* _WHAT YOU WILL DO_
Retype all the entries word for word, but omit the pictures.

(Data tied to figure images)
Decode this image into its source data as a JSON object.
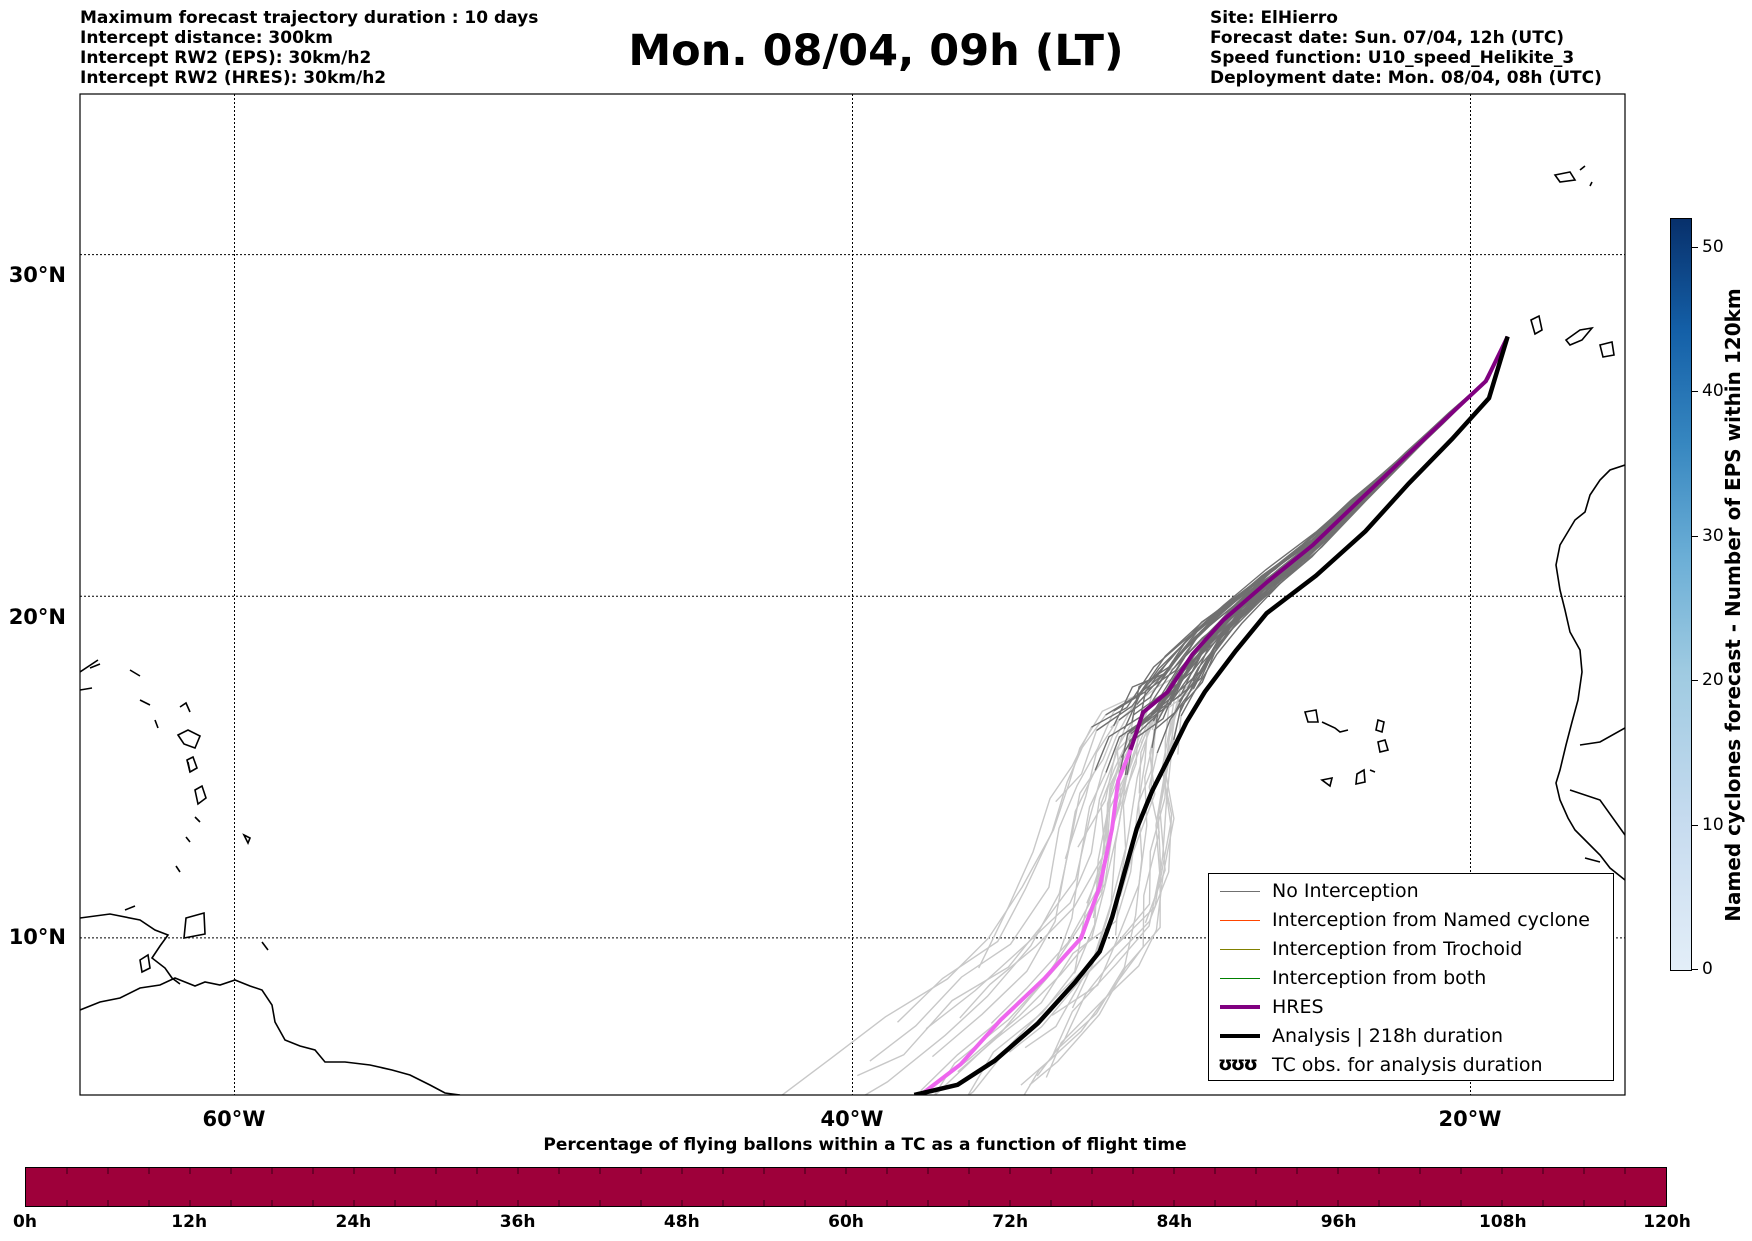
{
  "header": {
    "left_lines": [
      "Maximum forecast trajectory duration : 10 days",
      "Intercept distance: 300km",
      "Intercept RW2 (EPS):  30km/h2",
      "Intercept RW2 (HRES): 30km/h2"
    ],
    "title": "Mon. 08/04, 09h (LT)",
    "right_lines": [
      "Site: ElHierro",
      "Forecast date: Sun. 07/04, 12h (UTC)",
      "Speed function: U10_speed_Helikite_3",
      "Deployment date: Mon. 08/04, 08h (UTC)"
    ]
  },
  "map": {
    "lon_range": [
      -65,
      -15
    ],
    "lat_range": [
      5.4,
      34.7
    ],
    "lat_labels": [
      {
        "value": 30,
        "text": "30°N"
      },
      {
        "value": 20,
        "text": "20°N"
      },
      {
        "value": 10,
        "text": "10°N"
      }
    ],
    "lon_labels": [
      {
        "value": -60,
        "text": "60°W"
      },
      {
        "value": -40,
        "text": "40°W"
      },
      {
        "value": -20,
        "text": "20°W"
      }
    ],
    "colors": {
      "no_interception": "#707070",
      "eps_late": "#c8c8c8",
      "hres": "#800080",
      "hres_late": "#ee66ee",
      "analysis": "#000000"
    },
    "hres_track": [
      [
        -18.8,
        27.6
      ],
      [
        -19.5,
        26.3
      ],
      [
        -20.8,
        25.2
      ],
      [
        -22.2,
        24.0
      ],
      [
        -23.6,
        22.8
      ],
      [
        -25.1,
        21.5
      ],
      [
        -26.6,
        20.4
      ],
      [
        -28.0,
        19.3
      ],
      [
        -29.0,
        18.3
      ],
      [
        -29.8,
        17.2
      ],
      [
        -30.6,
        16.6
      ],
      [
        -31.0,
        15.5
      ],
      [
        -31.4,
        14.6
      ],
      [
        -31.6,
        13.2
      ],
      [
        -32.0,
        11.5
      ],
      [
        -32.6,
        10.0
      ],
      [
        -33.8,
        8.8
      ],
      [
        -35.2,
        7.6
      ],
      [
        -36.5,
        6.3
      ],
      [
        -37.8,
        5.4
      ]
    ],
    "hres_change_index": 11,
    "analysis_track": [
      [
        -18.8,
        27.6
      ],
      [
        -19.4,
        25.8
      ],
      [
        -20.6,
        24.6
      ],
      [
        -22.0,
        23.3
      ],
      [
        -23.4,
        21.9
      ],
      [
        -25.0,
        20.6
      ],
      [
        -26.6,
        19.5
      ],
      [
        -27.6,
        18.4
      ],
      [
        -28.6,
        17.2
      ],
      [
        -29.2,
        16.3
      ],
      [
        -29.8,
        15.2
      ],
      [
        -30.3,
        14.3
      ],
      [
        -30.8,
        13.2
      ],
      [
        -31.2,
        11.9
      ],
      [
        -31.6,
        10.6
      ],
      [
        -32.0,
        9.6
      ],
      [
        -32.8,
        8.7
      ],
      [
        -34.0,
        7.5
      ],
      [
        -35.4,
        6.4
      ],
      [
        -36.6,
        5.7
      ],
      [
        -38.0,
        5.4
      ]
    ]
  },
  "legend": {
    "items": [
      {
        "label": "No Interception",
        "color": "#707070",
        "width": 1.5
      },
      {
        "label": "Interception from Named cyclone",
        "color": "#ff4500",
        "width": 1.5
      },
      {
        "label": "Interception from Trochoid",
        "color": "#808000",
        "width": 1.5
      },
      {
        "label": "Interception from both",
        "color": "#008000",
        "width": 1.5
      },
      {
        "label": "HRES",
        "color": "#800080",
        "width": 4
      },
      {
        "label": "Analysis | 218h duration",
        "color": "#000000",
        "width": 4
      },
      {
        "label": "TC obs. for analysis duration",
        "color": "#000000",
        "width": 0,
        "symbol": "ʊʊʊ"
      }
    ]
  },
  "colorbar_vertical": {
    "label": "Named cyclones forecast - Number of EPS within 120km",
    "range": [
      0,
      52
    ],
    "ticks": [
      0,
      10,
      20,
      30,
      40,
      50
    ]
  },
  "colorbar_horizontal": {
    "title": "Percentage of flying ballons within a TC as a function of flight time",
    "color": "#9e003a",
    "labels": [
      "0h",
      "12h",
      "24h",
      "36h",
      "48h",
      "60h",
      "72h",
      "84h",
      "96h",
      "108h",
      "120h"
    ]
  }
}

* _EXERCISE OUTPUT_
Decode this image into its source data as a JSON object.
{
  "header": {
    "left_lines": [
      "Maximum forecast trajectory duration : 10 days",
      "Intercept distance: 300km",
      "Intercept RW2 (EPS):  30km/h2",
      "Intercept RW2 (HRES): 30km/h2"
    ],
    "title": "Mon. 08/04, 09h (LT)",
    "right_lines": [
      "Site: ElHierro",
      "Forecast date: Sun. 07/04, 12h (UTC)",
      "Speed function: U10_speed_Helikite_3",
      "Deployment date: Mon. 08/04, 08h (UTC)"
    ]
  },
  "map": {
    "lon_range": [
      -65,
      -15
    ],
    "lat_range": [
      5.4,
      34.7
    ],
    "lat_labels": [
      {
        "value": 30,
        "text": "30°N"
      },
      {
        "value": 20,
        "text": "20°N"
      },
      {
        "value": 10,
        "text": "10°N"
      }
    ],
    "lon_labels": [
      {
        "value": -60,
        "text": "60°W"
      },
      {
        "value": -40,
        "text": "40°W"
      },
      {
        "value": -20,
        "text": "20°W"
      }
    ],
    "colors": {
      "no_interception": "#707070",
      "eps_late": "#c8c8c8",
      "hres": "#800080",
      "hres_late": "#ee66ee",
      "analysis": "#000000"
    },
    "hres_track": [
      [
        -18.8,
        27.6
      ],
      [
        -19.5,
        26.3
      ],
      [
        -20.8,
        25.2
      ],
      [
        -22.2,
        24.0
      ],
      [
        -23.6,
        22.8
      ],
      [
        -25.1,
        21.5
      ],
      [
        -26.6,
        20.4
      ],
      [
        -28.0,
        19.3
      ],
      [
        -29.0,
        18.3
      ],
      [
        -29.8,
        17.2
      ],
      [
        -30.6,
        16.6
      ],
      [
        -31.0,
        15.5
      ],
      [
        -31.4,
        14.6
      ],
      [
        -31.6,
        13.2
      ],
      [
        -32.0,
        11.5
      ],
      [
        -32.6,
        10.0
      ],
      [
        -33.8,
        8.8
      ],
      [
        -35.2,
        7.6
      ],
      [
        -36.5,
        6.3
      ],
      [
        -37.8,
        5.4
      ]
    ],
    "hres_change_index": 11,
    "analysis_track": [
      [
        -18.8,
        27.6
      ],
      [
        -19.4,
        25.8
      ],
      [
        -20.6,
        24.6
      ],
      [
        -22.0,
        23.3
      ],
      [
        -23.4,
        21.9
      ],
      [
        -25.0,
        20.6
      ],
      [
        -26.6,
        19.5
      ],
      [
        -27.6,
        18.4
      ],
      [
        -28.6,
        17.2
      ],
      [
        -29.2,
        16.3
      ],
      [
        -29.8,
        15.2
      ],
      [
        -30.3,
        14.3
      ],
      [
        -30.8,
        13.2
      ],
      [
        -31.2,
        11.9
      ],
      [
        -31.6,
        10.6
      ],
      [
        -32.0,
        9.6
      ],
      [
        -32.8,
        8.7
      ],
      [
        -34.0,
        7.5
      ],
      [
        -35.4,
        6.4
      ],
      [
        -36.6,
        5.7
      ],
      [
        -38.0,
        5.4
      ]
    ]
  },
  "legend": {
    "items": [
      {
        "label": "No Interception",
        "color": "#707070",
        "width": 1.5
      },
      {
        "label": "Interception from Named cyclone",
        "color": "#ff4500",
        "width": 1.5
      },
      {
        "label": "Interception from Trochoid",
        "color": "#808000",
        "width": 1.5
      },
      {
        "label": "Interception from both",
        "color": "#008000",
        "width": 1.5
      },
      {
        "label": "HRES",
        "color": "#800080",
        "width": 4
      },
      {
        "label": "Analysis | 218h duration",
        "color": "#000000",
        "width": 4
      },
      {
        "label": "TC obs. for analysis duration",
        "color": "#000000",
        "width": 0,
        "symbol": "ʊʊʊ"
      }
    ]
  },
  "colorbar_vertical": {
    "label": "Named cyclones forecast - Number of EPS within 120km",
    "range": [
      0,
      52
    ],
    "ticks": [
      0,
      10,
      20,
      30,
      40,
      50
    ]
  },
  "colorbar_horizontal": {
    "title": "Percentage of flying ballons within a TC as a function of flight time",
    "color": "#9e003a",
    "labels": [
      "0h",
      "12h",
      "24h",
      "36h",
      "48h",
      "60h",
      "72h",
      "84h",
      "96h",
      "108h",
      "120h"
    ]
  }
}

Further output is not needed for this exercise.